* Dataset records
◇ ◇ ◇ ◇ ◇ ◇ ◇

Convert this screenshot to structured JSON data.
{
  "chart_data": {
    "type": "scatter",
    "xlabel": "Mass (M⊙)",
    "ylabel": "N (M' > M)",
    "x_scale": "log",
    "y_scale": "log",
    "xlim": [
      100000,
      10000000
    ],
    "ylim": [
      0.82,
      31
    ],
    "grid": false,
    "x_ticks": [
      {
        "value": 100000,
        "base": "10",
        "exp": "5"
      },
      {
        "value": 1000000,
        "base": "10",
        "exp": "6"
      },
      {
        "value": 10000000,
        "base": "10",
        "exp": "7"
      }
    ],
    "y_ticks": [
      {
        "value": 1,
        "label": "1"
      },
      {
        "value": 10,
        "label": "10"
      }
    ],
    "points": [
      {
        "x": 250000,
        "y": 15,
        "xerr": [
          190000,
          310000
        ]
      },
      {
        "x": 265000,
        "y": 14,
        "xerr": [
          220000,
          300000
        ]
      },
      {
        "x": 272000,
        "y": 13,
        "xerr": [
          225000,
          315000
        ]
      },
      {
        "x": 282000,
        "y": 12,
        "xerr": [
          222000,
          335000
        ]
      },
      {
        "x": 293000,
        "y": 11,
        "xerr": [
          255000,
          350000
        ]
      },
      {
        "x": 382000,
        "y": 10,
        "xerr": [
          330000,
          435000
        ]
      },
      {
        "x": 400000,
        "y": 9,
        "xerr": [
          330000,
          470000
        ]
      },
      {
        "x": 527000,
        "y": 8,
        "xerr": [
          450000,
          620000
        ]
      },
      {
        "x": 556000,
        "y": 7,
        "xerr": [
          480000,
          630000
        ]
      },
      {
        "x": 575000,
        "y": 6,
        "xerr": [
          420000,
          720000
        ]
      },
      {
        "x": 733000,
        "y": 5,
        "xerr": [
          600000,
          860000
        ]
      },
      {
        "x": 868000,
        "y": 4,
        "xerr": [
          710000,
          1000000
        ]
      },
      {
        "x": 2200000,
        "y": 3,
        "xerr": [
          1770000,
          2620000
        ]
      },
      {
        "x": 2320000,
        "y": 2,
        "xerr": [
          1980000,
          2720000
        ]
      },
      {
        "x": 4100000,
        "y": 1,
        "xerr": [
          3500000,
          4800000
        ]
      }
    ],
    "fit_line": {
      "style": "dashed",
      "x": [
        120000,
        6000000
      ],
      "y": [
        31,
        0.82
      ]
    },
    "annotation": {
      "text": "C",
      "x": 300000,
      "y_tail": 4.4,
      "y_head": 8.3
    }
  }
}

◇ ◇ ◇ ◇ ◇ ◇ ◇

Tell how many lines in the records above contain "value", giving the number and no other words.

5